Go over the data and copy out each line with "true" in it.

Stored records
- - - - - - -

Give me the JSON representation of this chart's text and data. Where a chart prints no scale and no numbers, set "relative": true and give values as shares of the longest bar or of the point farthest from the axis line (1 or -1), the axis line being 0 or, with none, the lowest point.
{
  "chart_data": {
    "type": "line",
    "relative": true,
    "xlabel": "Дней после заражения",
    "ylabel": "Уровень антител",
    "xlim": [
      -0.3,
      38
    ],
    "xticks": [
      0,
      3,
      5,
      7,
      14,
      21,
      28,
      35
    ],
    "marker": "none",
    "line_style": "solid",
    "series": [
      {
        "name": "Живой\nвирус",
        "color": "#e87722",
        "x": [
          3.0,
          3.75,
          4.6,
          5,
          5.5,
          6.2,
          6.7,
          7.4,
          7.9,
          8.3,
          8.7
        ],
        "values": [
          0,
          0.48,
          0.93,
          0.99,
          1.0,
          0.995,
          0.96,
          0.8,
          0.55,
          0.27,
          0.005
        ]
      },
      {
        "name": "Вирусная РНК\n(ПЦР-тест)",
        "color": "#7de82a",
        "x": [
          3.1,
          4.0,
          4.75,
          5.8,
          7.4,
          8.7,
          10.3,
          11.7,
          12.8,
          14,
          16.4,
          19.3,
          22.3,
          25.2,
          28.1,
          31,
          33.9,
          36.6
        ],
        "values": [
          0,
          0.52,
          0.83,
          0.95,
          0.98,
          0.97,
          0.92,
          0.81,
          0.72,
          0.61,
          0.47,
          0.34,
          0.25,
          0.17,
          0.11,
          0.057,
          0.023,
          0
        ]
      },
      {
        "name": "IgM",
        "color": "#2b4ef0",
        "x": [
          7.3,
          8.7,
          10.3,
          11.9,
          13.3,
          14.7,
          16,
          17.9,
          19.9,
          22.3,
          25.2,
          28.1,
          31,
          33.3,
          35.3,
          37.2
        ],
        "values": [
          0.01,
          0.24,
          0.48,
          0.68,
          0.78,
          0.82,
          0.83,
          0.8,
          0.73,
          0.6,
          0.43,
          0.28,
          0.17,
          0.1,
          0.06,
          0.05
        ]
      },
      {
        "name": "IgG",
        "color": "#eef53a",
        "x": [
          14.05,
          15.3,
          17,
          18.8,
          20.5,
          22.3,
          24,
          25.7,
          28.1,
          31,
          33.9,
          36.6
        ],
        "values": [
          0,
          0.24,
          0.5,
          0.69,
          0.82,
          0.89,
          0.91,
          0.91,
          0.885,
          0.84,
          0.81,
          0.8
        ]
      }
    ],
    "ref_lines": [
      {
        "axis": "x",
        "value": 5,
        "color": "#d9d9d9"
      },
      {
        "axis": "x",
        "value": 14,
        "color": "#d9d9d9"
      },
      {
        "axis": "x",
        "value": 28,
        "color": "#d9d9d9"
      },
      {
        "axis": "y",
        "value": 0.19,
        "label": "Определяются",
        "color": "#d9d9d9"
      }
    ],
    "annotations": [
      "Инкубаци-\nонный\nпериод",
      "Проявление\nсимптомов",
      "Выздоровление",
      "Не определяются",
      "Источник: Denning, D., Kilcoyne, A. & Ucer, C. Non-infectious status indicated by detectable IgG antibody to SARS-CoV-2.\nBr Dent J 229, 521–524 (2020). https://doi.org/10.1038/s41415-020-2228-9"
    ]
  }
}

- - - - - - -

_Written solution_:
Give me the JSON representation of this chart's text and data. Where a chart prints no scale and no numbers, set "relative": true and give values as shares of the longest bar or of the point farthest from the axis line (1 or -1), the axis line being 0 or, with none, the lowest point.
    "relative": true,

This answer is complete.